Direction: Write every line of the material out exactly as shown.

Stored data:
-=-=-=-=-

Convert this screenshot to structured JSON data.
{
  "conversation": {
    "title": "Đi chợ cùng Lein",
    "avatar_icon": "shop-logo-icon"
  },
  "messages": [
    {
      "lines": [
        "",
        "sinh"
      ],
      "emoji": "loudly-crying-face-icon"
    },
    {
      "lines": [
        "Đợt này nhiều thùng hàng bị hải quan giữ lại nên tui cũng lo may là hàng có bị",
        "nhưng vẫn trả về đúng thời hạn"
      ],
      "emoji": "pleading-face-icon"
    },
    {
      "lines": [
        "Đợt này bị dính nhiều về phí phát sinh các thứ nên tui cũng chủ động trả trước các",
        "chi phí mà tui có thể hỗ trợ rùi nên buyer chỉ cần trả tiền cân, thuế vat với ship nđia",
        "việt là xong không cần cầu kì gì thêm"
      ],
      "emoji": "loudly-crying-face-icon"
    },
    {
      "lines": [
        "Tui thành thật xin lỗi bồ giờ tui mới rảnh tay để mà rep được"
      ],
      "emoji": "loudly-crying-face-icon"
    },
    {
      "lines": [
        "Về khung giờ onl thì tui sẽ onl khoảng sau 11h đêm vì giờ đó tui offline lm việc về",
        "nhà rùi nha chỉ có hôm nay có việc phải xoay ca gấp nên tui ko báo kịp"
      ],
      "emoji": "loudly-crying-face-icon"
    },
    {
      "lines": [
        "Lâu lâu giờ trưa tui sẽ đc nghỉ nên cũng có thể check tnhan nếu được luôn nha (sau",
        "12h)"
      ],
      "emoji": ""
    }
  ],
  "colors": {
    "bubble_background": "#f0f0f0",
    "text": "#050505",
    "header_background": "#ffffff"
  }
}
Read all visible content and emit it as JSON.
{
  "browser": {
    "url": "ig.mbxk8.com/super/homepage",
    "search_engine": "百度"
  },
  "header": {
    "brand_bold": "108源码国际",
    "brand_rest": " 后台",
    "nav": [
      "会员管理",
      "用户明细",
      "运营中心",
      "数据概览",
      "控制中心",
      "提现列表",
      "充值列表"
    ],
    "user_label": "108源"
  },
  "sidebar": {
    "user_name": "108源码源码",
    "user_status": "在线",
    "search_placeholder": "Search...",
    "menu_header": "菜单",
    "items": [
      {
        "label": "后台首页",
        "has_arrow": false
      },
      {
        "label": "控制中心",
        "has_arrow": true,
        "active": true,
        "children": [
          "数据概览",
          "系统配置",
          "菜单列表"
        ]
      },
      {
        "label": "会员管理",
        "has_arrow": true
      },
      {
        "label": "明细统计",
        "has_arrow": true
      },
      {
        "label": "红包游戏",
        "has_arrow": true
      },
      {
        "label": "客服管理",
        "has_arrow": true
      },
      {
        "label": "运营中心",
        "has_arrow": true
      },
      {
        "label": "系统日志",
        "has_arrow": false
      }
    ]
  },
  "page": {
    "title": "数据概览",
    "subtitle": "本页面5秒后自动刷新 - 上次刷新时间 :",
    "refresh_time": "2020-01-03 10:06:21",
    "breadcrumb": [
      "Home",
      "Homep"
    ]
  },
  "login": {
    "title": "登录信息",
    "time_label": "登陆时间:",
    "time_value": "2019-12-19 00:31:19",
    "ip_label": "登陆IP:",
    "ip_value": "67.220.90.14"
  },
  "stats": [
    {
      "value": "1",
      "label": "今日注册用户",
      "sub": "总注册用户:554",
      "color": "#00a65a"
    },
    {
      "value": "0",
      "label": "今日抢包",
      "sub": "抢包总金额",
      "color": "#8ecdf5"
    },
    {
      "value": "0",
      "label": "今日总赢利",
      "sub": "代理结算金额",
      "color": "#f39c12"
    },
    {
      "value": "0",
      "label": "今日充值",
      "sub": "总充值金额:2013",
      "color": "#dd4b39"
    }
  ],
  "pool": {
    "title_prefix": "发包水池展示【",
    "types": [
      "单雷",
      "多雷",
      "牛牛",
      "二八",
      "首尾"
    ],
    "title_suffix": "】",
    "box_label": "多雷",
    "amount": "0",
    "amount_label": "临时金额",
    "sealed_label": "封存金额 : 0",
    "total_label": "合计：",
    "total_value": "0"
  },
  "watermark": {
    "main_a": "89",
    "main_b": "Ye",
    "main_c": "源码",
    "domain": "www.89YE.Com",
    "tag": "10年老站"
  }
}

-=-=-=-=-

Exercise solution:
Convert this screenshot to structured JSON data.
{
  "conversation": {
    "title": "Đi chợ cùng Lein",
    "avatar_icon": "shop-logo-icon"
  },
  "messages": [
    {
      "lines": [
        "",
        "sinh"
      ],
      "emoji": "loudly-crying-face-icon"
    },
    {
      "lines": [
        "Đợt này nhiều thùng hàng bị hải quan giữ lại nên tui cũng lo may là hàng có bị",
        "nhưng vẫn trả về đúng thời hạn"
      ],
      "emoji": "pleading-face-icon"
    },
    {
      "lines": [
        "Đợt này bị dính nhiều về phí phát sinh các thứ nên tui cũng chủ động trả trước các",
        "chi phí mà tui có thể hỗ trợ rùi nên buyer chỉ cần trả tiền cân, thuế vat với ship nđia",
        "việt là xong không cần cầu kì gì thêm"
      ],
      "emoji": "loudly-crying-face-icon"
    },
    {
      "lines": [
        "Tui thành thật xin lỗi bồ giờ tui mới rảnh tay để mà rep được"
      ],
      "emoji": "loudly-crying-face-icon"
    },
    {
      "lines": [
        "Về khung giờ onl thì tui sẽ onl khoảng sau 11h đêm vì giờ đó tui offline lm việc về",
        "nhà rùi nha chỉ có hôm nay có việc phải xoay ca gấp nên tui ko báo kịp"
      ],
      "emoji": "loudly-crying-face-icon"
    },
    {
      "lines": [
        "Lâu lâu giờ trưa tui sẽ đc nghỉ nên cũng có thể check tnhan nếu được luôn nha (sau",
        "12h)"
      ],
      "emoji": ""
    }
  ],
  "colors": {
    "bubble_background": "#f0f0f0",
    "text": "#050505",
    "header_background": "#ffffff"
  }
}
Read all visible content and emit it as JSON.
{
  "browser": {
    "url": "ig.mbxk8.com/super/homepage",
    "search_engine": "百度"
  },
  "header": {
    "brand_bold": "108源码国际",
    "brand_rest": " 后台",
    "nav": [
      "会员管理",
      "用户明细",
      "运营中心",
      "数据概览",
      "控制中心",
      "提现列表",
      "充值列表"
    ],
    "user_label": "108源"
  },
  "sidebar": {
    "user_name": "108源码源码",
    "user_status": "在线",
    "search_placeholder": "Search...",
    "menu_header": "菜单",
    "items": [
      {
        "label": "后台首页",
        "has_arrow": false
      },
      {
        "label": "控制中心",
        "has_arrow": true,
        "active": true,
        "children": [
          "数据概览",
          "系统配置",
          "菜单列表"
        ]
      },
      {
        "label": "会员管理",
        "has_arrow": true
      },
      {
        "label": "明细统计",
        "has_arrow": true
      },
      {
        "label": "红包游戏",
        "has_arrow": true
      },
      {
        "label": "客服管理",
        "has_arrow": true
      },
      {
        "label": "运营中心",
        "has_arrow": true
      },
      {
        "label": "系统日志",
        "has_arrow": false
      }
    ]
  },
  "page": {
    "title": "数据概览",
    "subtitle": "本页面5秒后自动刷新 - 上次刷新时间 :",
    "refresh_time": "2020-01-03 10:06:21",
    "breadcrumb": [
      "Home",
      "Homep"
    ]
  },
  "login": {
    "title": "登录信息",
    "time_label": "登陆时间:",
    "time_value": "2019-12-19 00:31:19",
    "ip_label": "登陆IP:",
    "ip_value": "67.220.90.14"
  },
  "stats": [
    {
      "value": "1",
      "label": "今日注册用户",
      "sub": "总注册用户:554",
      "color": "#00a65a"
    },
    {
      "value": "0",
      "label": "今日抢包",
      "sub": "抢包总金额",
      "color": "#8ecdf5"
    },
    {
      "value": "0",
      "label": "今日总赢利",
      "sub": "代理结算金额",
      "color": "#f39c12"
    },
    {
      "value": "0",
      "label": "今日充值",
      "sub": "总充值金额:2013",
      "color": "#dd4b39"
    }
  ],
  "pool": {
    "title_prefix": "发包水池展示【",
    "types": [
      "单雷",
      "多雷",
      "牛牛",
      "二八",
      "首尾"
    ],
    "title_suffix": "】",
    "box_label": "多雷",
    "amount": "0",
    "amount_label": "临时金额",
    "sealed_label": "封存金额 : 0",
    "total_label": "合计：",
    "total_value": "0"
  },
  "watermark": {
    "main_a": "89",
    "main_b": "Ye",
    "main_c": "源码",
    "domain": "www.89YE.Com",
    "tag": "10年老站"
  }
}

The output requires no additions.